Brief | Restate the records below word for word.

Entries shown |
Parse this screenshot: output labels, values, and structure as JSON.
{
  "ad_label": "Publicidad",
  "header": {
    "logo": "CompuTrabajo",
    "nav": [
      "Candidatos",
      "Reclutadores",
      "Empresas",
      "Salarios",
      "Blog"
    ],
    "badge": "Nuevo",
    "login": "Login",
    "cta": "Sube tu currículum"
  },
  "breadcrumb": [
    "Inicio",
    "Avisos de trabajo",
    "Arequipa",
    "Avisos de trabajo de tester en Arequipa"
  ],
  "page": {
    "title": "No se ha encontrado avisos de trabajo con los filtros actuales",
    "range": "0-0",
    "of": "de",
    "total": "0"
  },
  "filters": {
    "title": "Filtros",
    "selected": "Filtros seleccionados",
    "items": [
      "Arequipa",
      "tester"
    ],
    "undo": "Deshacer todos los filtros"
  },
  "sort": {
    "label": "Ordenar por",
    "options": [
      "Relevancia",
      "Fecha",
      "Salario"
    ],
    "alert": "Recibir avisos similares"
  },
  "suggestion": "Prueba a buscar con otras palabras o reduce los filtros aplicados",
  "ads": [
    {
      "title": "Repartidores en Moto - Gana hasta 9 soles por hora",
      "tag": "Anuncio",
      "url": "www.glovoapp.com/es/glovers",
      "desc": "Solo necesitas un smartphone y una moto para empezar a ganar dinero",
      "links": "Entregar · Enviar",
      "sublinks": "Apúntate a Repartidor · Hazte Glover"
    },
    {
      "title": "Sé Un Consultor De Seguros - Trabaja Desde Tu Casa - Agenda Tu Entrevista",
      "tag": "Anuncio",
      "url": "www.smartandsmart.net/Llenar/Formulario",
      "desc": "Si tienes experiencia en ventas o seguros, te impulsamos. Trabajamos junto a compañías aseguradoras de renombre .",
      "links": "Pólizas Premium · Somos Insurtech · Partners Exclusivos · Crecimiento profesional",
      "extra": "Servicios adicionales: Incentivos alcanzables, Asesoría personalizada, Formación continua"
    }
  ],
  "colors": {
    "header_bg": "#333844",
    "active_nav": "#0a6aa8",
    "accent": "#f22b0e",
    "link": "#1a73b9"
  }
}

Full response |
Parse this screenshot: output labels, values, and structure as JSON.
{
  "ad_label": "Publicidad",
  "header": {
    "logo": "CompuTrabajo",
    "nav": [
      "Candidatos",
      "Reclutadores",
      "Empresas",
      "Salarios",
      "Blog"
    ],
    "badge": "Nuevo",
    "login": "Login",
    "cta": "Sube tu currículum"
  },
  "breadcrumb": [
    "Inicio",
    "Avisos de trabajo",
    "Arequipa",
    "Avisos de trabajo de tester en Arequipa"
  ],
  "page": {
    "title": "No se ha encontrado avisos de trabajo con los filtros actuales",
    "range": "0-0",
    "of": "de",
    "total": "0"
  },
  "filters": {
    "title": "Filtros",
    "selected": "Filtros seleccionados",
    "items": [
      "Arequipa",
      "tester"
    ],
    "undo": "Deshacer todos los filtros"
  },
  "sort": {
    "label": "Ordenar por",
    "options": [
      "Relevancia",
      "Fecha",
      "Salario"
    ],
    "alert": "Recibir avisos similares"
  },
  "suggestion": "Prueba a buscar con otras palabras o reduce los filtros aplicados",
  "ads": [
    {
      "title": "Repartidores en Moto - Gana hasta 9 soles por hora",
      "tag": "Anuncio",
      "url": "www.glovoapp.com/es/glovers",
      "desc": "Solo necesitas un smartphone y una moto para empezar a ganar dinero",
      "links": "Entregar · Enviar",
      "sublinks": "Apúntate a Repartidor · Hazte Glover"
    },
    {
      "title": "Sé Un Consultor De Seguros - Trabaja Desde Tu Casa - Agenda Tu Entrevista",
      "tag": "Anuncio",
      "url": "www.smartandsmart.net/Llenar/Formulario",
      "desc": "Si tienes experiencia en ventas o seguros, te impulsamos. Trabajamos junto a compañías aseguradoras de renombre .",
      "links": "Pólizas Premium · Somos Insurtech · Partners Exclusivos · Crecimiento profesional",
      "extra": "Servicios adicionales: Incentivos alcanzables, Asesoría personalizada, Formación continua"
    }
  ],
  "colors": {
    "header_bg": "#333844",
    "active_nav": "#0a6aa8",
    "accent": "#f22b0e",
    "link": "#1a73b9"
  }
}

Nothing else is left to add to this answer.